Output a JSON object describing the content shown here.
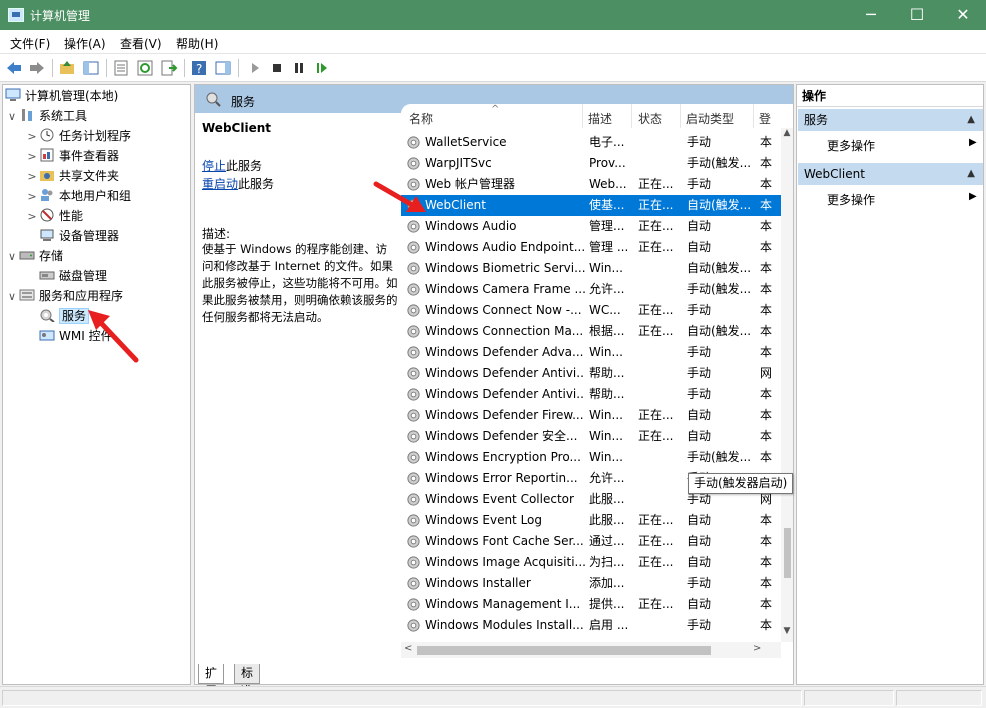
{
  "window": {
    "title": "计算机管理",
    "controls": {
      "minimize": "─",
      "maximize": "☐",
      "close": "✕"
    }
  },
  "menu": [
    "文件(F)",
    "操作(A)",
    "查看(V)",
    "帮助(H)"
  ],
  "tree": [
    {
      "label": "计算机管理(本地)",
      "level": 0,
      "expander": ""
    },
    {
      "label": "系统工具",
      "level": 1,
      "expander": "∨"
    },
    {
      "label": "任务计划程序",
      "level": 2,
      "expander": ">"
    },
    {
      "label": "事件查看器",
      "level": 2,
      "expander": ">"
    },
    {
      "label": "共享文件夹",
      "level": 2,
      "expander": ">"
    },
    {
      "label": "本地用户和组",
      "level": 2,
      "expander": ">"
    },
    {
      "label": "性能",
      "level": 2,
      "expander": ">"
    },
    {
      "label": "设备管理器",
      "level": 2,
      "expander": ""
    },
    {
      "label": "存储",
      "level": 1,
      "expander": "∨"
    },
    {
      "label": "磁盘管理",
      "level": 2,
      "expander": ""
    },
    {
      "label": "服务和应用程序",
      "level": 1,
      "expander": "∨"
    },
    {
      "label": "服务",
      "level": 2,
      "expander": "",
      "selected": true
    },
    {
      "label": "WMI 控件",
      "level": 2,
      "expander": ""
    }
  ],
  "center": {
    "header": "服务",
    "selected_service": "WebClient",
    "action_stop_link": "停止",
    "action_stop_rest": "此服务",
    "action_restart_link": "重启动",
    "action_restart_rest": "此服务",
    "desc_label": "描述:",
    "desc_text": "使基于 Windows 的程序能创建、访问和修改基于 Internet 的文件。如果此服务被停止，这些功能将不可用。如果此服务被禁用，则明确依赖该服务的任何服务都将无法启动。"
  },
  "columns": {
    "name": "名称",
    "desc": "描述",
    "status": "状态",
    "start": "启动类型",
    "logon": "登"
  },
  "services": [
    {
      "name": "WalletService",
      "desc": "电子...",
      "status": "",
      "start": "手动",
      "logon": "本"
    },
    {
      "name": "WarpJITSvc",
      "desc": "Prov...",
      "status": "",
      "start": "手动(触发...",
      "logon": "本"
    },
    {
      "name": "Web 帐户管理器",
      "desc": "Web...",
      "status": "正在...",
      "start": "手动",
      "logon": "本"
    },
    {
      "name": "WebClient",
      "desc": "使基...",
      "status": "正在...",
      "start": "自动(触发...",
      "logon": "本",
      "selected": true
    },
    {
      "name": "Windows Audio",
      "desc": "管理...",
      "status": "正在...",
      "start": "自动",
      "logon": "本"
    },
    {
      "name": "Windows Audio Endpoint...",
      "desc": "管理 ...",
      "status": "正在...",
      "start": "自动",
      "logon": "本"
    },
    {
      "name": "Windows Biometric Servi...",
      "desc": "Win...",
      "status": "",
      "start": "自动(触发...",
      "logon": "本"
    },
    {
      "name": "Windows Camera Frame ...",
      "desc": "允许...",
      "status": "",
      "start": "手动(触发...",
      "logon": "本"
    },
    {
      "name": "Windows Connect Now -...",
      "desc": "WC...",
      "status": "正在...",
      "start": "手动",
      "logon": "本"
    },
    {
      "name": "Windows Connection Ma...",
      "desc": "根据...",
      "status": "正在...",
      "start": "自动(触发...",
      "logon": "本"
    },
    {
      "name": "Windows Defender Adva...",
      "desc": "Win...",
      "status": "",
      "start": "手动",
      "logon": "本"
    },
    {
      "name": "Windows Defender Antivi...",
      "desc": "帮助...",
      "status": "",
      "start": "手动",
      "logon": "网"
    },
    {
      "name": "Windows Defender Antivi...",
      "desc": "帮助...",
      "status": "",
      "start": "手动",
      "logon": "本"
    },
    {
      "name": "Windows Defender Firew...",
      "desc": "Win...",
      "status": "正在...",
      "start": "自动",
      "logon": "本"
    },
    {
      "name": "Windows Defender 安全...",
      "desc": "Win...",
      "status": "正在...",
      "start": "自动",
      "logon": "本"
    },
    {
      "name": "Windows Encryption Pro...",
      "desc": "Win...",
      "status": "",
      "start": "手动(触发...",
      "logon": "本"
    },
    {
      "name": "Windows Error Reportin...",
      "desc": "允许...",
      "status": "",
      "start": "手动",
      "logon": ""
    },
    {
      "name": "Windows Event Collector",
      "desc": "此服...",
      "status": "",
      "start": "手动",
      "logon": "网"
    },
    {
      "name": "Windows Event Log",
      "desc": "此服...",
      "status": "正在...",
      "start": "自动",
      "logon": "本"
    },
    {
      "name": "Windows Font Cache Ser...",
      "desc": "通过...",
      "status": "正在...",
      "start": "自动",
      "logon": "本"
    },
    {
      "name": "Windows Image Acquisiti...",
      "desc": "为扫...",
      "status": "正在...",
      "start": "自动",
      "logon": "本"
    },
    {
      "name": "Windows Installer",
      "desc": "添加...",
      "status": "",
      "start": "手动",
      "logon": "本"
    },
    {
      "name": "Windows Management I...",
      "desc": "提供...",
      "status": "正在...",
      "start": "自动",
      "logon": "本"
    },
    {
      "name": "Windows Modules Install...",
      "desc": "启用 ...",
      "status": "",
      "start": "手动",
      "logon": "本"
    }
  ],
  "tooltip": "手动(触发器启动)",
  "tabs": [
    "扩展",
    "标准"
  ],
  "actions": {
    "title": "操作",
    "sections": [
      {
        "label": "服务",
        "item": "更多操作"
      },
      {
        "label": "WebClient",
        "item": "更多操作"
      }
    ]
  },
  "colors": {
    "titlebar": "#4b8f62",
    "selection": "#0078d7",
    "header": "#aac7e4",
    "section": "#c4daef",
    "arrow": "#e81f1f"
  }
}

• _What you should do_:
Select and copy each line from the data that includes the word "Audio".

• _Finished answer_:
      "name": "Windows Audio",
      "name": "Windows Audio Endpoint...",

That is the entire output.